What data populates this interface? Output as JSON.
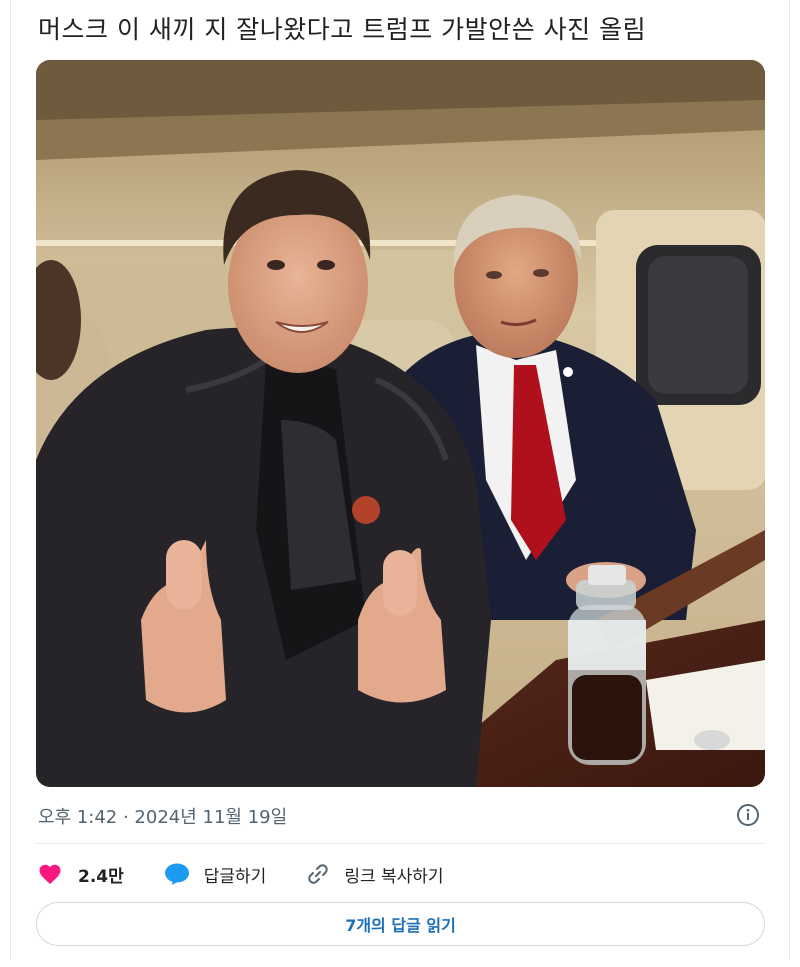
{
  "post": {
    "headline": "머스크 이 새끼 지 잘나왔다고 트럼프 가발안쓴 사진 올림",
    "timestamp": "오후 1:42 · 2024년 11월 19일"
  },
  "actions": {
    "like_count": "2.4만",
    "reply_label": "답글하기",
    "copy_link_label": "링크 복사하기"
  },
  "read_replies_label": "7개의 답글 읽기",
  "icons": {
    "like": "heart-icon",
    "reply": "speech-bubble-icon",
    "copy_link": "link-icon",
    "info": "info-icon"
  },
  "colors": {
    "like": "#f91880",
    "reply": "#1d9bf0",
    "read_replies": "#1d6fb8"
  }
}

--- --- ---

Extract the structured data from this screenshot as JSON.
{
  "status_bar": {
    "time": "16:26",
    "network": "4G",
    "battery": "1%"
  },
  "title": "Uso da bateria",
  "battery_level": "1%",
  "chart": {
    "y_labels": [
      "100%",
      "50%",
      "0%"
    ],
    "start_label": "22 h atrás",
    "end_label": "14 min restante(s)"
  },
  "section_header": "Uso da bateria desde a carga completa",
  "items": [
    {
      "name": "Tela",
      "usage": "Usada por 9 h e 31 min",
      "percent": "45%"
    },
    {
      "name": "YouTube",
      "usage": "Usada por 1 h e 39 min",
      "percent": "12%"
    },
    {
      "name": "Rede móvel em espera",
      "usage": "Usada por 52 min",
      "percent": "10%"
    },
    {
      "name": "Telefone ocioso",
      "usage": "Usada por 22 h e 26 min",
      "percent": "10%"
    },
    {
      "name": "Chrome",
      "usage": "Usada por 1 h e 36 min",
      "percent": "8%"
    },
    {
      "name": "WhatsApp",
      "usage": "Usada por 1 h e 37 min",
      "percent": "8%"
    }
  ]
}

--- --- ---

**Task prompt:** Extract every line containing the string "bateria" from the material.

**Result of the exercise:**
  "title": "Uso da bateria",
  "section_header": "Uso da bateria desde a carga completa",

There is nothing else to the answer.